**Exercise**.
Reproduce this listing in full.

──────── Data lines

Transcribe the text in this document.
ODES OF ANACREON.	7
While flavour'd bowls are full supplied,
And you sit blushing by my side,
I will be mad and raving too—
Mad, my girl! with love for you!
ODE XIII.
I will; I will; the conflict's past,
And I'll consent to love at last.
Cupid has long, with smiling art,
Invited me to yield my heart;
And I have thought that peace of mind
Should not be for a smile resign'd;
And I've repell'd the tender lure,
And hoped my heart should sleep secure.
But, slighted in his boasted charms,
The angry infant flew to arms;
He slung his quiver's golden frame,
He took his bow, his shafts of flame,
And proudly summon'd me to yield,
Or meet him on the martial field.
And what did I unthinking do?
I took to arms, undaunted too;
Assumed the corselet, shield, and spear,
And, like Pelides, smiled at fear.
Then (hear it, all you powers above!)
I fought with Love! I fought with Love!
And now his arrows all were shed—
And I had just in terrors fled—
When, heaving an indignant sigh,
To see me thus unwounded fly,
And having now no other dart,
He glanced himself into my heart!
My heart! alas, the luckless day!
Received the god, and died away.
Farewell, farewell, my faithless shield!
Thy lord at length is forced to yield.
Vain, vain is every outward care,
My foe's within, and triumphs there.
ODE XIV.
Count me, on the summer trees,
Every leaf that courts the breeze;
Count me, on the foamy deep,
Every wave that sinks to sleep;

────────────────

**Reply**.
Transcribe the text in this document.
ODES OF ANACREON.	7
While flavour'd bowls are full supplied,
And you sit blushing by my side,
I will be mad and raving too—
Mad, my girl! with love for you!
ODE XIII.
I will; I will; the conflict's past,
And I'll consent to love at last.
Cupid has long, with smiling art,
Invited me to yield my heart;
And I have thought that peace of mind
Should not be for a smile resign'd;
And I've repell'd the tender lure,
And hoped my heart should sleep secure.
But, slighted in his boasted charms,
The angry infant flew to arms;
He slung his quiver's golden frame,
He took his bow, his shafts of flame,
And proudly summon'd me to yield,
Or meet him on the martial field.
And what did I unthinking do?
I took to arms, undaunted too;
Assumed the corselet, shield, and spear,
And, like Pelides, smiled at fear.
Then (hear it, all you powers above!)
I fought with Love! I fought with Love!
And now his arrows all were shed—
And I had just in terrors fled—
When, heaving an indignant sigh,
To see me thus unwounded fly,
And having now no other dart,
He glanced himself into my heart!
My heart! alas, the luckless day!
Received the god, and died away.
Farewell, farewell, my faithless shield!
Thy lord at length is forced to yield.
Vain, vain is every outward care,
My foe's within, and triumphs there.
ODE XIV.
Count me, on the summer trees,
Every leaf that courts the breeze;
Count me, on the foamy deep,
Every wave that sinks to sleep;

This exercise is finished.